▶ _DATASET RECORDS_
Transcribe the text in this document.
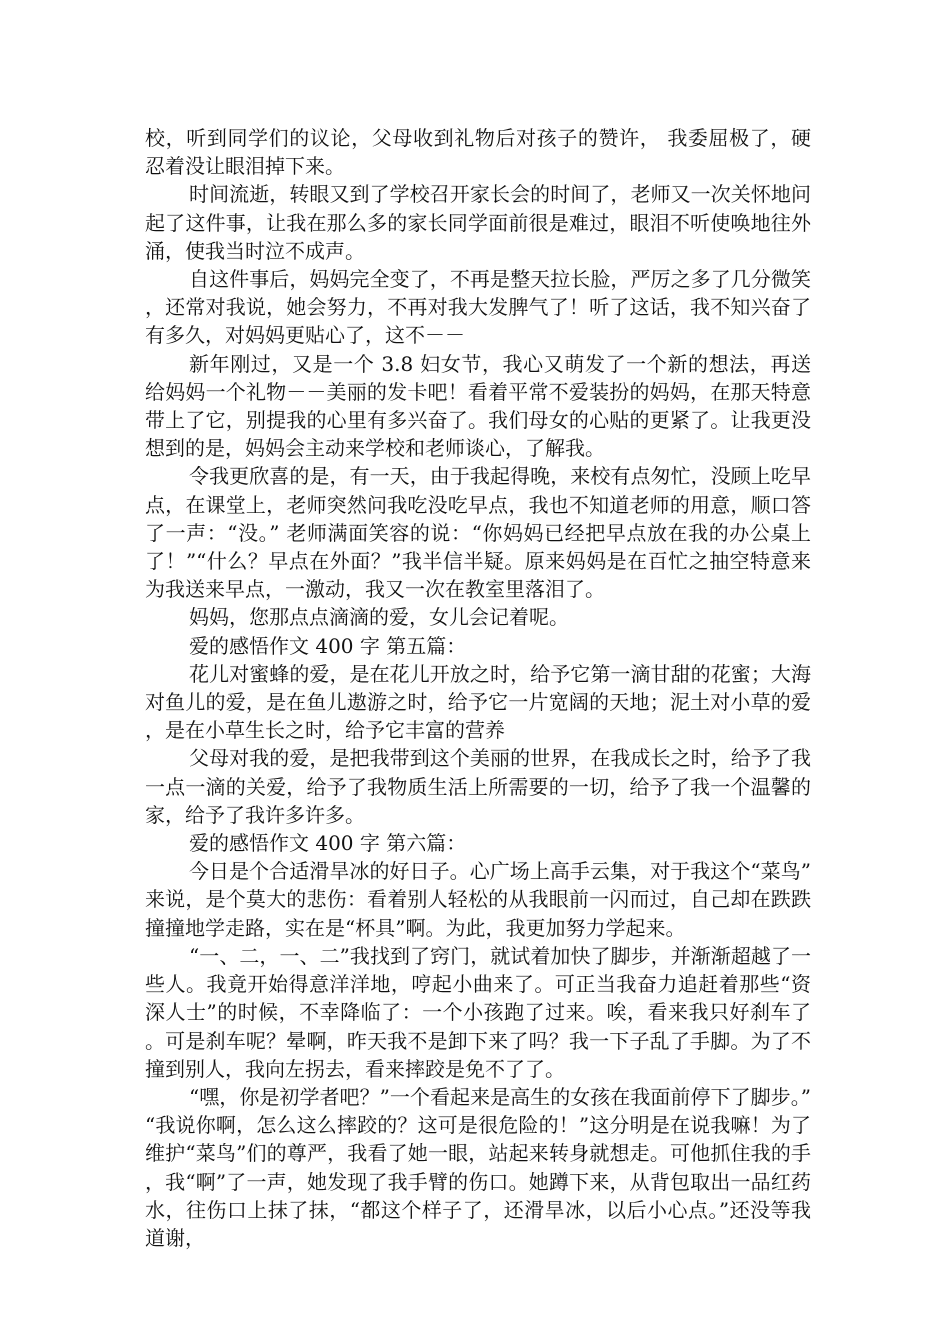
校，听到同学们的议论，父母收到礼物后对孩子的赞许， 我委屈极了，硬忍着没让眼泪掉下来。

时间流逝，转眼又到了学校召开家长会的时间了，老师又一次关怀地问起了这件事，让我在那么多的家长同学面前很是难过，眼泪不听使唤地往外涌，使我当时泣不成声。

自这件事后，妈妈完全变了，不再是整天拉长脸，严厉之多了几分微笑，还常对我说，她会努力，不再对我大发脾气了！听了这话，我不知兴奋了有多久，对妈妈更贴心了，这不－－

新年刚过，又是一个 3.8 妇女节，我心又萌发了一个新的想法，再送给妈妈一个礼物－－美丽的发卡吧！看着平常不爱装扮的妈妈，在那天特意带上了它，别提我的心里有多兴奋了。我们母女的心贴的更紧了。让我更没想到的是，妈妈会主动来学校和老师谈心，了解我。

令我更欣喜的是，有一天，由于我起得晚，来校有点匆忙，没顾上吃早点，在课堂上，老师突然问我吃没吃早点，我也不知道老师的用意，顺口答了一声：“没。” 老师满面笑容的说：“你妈妈已经把早点放在我的办公桌上了！”“什么？早点在外面？”我半信半疑。原来妈妈是在百忙之抽空特意来为我送来早点，一激动，我又一次在教室里落泪了。

妈妈，您那点点滴滴的爱，女儿会记着呢。

爱的感悟作文 400 字 第五篇：

花儿对蜜蜂的爱，是在花儿开放之时，给予它第一滴甘甜的花蜜；大海对鱼儿的爱，是在鱼儿遨游之时，给予它一片宽阔的天地；泥土对小草的爱，是在小草生长之时，给予它丰富的营养

父母对我的爱，是把我带到这个美丽的世界，在我成长之时，给予了我一点一滴的关爱，给予了我物质生活上所需要的一切，给予了我一个温馨的家，给予了我许多许多。

爱的感悟作文 400 字 第六篇：

今日是个合适滑旱冰的好日子。心广场上高手云集，对于我这个“菜鸟”来说，是个莫大的悲伤：看着别人轻松的从我眼前一闪而过，自己却在跌跌撞撞地学走路，实在是“杯具”啊。为此，我更加努力学起来。

“一、二，一、二”我找到了窍门，就试着加快了脚步，并渐渐超越了一些人。我竟开始得意洋洋地，哼起小曲来了。可正当我奋力追赶着那些“资深人士”的时候，不幸降临了：一个小孩跑了过来。唉，看来我只好刹车了。可是刹车呢？晕啊，昨天我不是卸下来了吗？我一下子乱了手脚。为了不撞到别人，我向左拐去，看来摔跤是免不了了。

“嘿，你是初学者吧？”一个看起来是高生的女孩在我面前停下了脚步。”“我说你啊，怎么这么摔跤的？这可是很危险的！”这分明是在说我嘛！为了维护“菜鸟”们的尊严，我看了她一眼，站起来转身就想走。可他抓住我的手，我“啊”了一声，她发现了我手臂的伤口。她蹲下来，从背包取出一品红药水，往伤口上抹了抹，“都这个样子了，还滑旱冰，以后小心点。”还没等我道谢，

▶ _TASK TO CARRY OUT_
Without the images, write out each line of the data verbatim.

▶ _SOLUTION_
Transcribe the text in this document.
校，听到同学们的议论，父母收到礼物后对孩子的赞许， 我委屈极了，硬忍着没让眼泪掉下来。

时间流逝，转眼又到了学校召开家长会的时间了，老师又一次关怀地问起了这件事，让我在那么多的家长同学面前很是难过，眼泪不听使唤地往外涌，使我当时泣不成声。

自这件事后，妈妈完全变了，不再是整天拉长脸，严厉之多了几分微笑，还常对我说，她会努力，不再对我大发脾气了！听了这话，我不知兴奋了有多久，对妈妈更贴心了，这不－－

新年刚过，又是一个 3.8 妇女节，我心又萌发了一个新的想法，再送给妈妈一个礼物－－美丽的发卡吧！看着平常不爱装扮的妈妈，在那天特意带上了它，别提我的心里有多兴奋了。我们母女的心贴的更紧了。让我更没想到的是，妈妈会主动来学校和老师谈心，了解我。

令我更欣喜的是，有一天，由于我起得晚，来校有点匆忙，没顾上吃早点，在课堂上，老师突然问我吃没吃早点，我也不知道老师的用意，顺口答了一声：“没。” 老师满面笑容的说：“你妈妈已经把早点放在我的办公桌上了！”“什么？早点在外面？”我半信半疑。原来妈妈是在百忙之抽空特意来为我送来早点，一激动，我又一次在教室里落泪了。

妈妈，您那点点滴滴的爱，女儿会记着呢。

爱的感悟作文 400 字 第五篇：

花儿对蜜蜂的爱，是在花儿开放之时，给予它第一滴甘甜的花蜜；大海对鱼儿的爱，是在鱼儿遨游之时，给予它一片宽阔的天地；泥土对小草的爱，是在小草生长之时，给予它丰富的营养

父母对我的爱，是把我带到这个美丽的世界，在我成长之时，给予了我一点一滴的关爱，给予了我物质生活上所需要的一切，给予了我一个温馨的家，给予了我许多许多。

爱的感悟作文 400 字 第六篇：

今日是个合适滑旱冰的好日子。心广场上高手云集，对于我这个“菜鸟”来说，是个莫大的悲伤：看着别人轻松的从我眼前一闪而过，自己却在跌跌撞撞地学走路，实在是“杯具”啊。为此，我更加努力学起来。

“一、二，一、二”我找到了窍门，就试着加快了脚步，并渐渐超越了一些人。我竟开始得意洋洋地，哼起小曲来了。可正当我奋力追赶着那些“资深人士”的时候，不幸降临了：一个小孩跑了过来。唉，看来我只好刹车了。可是刹车呢？晕啊，昨天我不是卸下来了吗？我一下子乱了手脚。为了不撞到别人，我向左拐去，看来摔跤是免不了了。

“嘿，你是初学者吧？”一个看起来是高生的女孩在我面前停下了脚步。”“我说你啊，怎么这么摔跤的？这可是很危险的！”这分明是在说我嘛！为了维护“菜鸟”们的尊严，我看了她一眼，站起来转身就想走。可他抓住我的手，我“啊”了一声，她发现了我手臂的伤口。她蹲下来，从背包取出一品红药水，往伤口上抹了抹，“都这个样子了，还滑旱冰，以后小心点。”还没等我道谢，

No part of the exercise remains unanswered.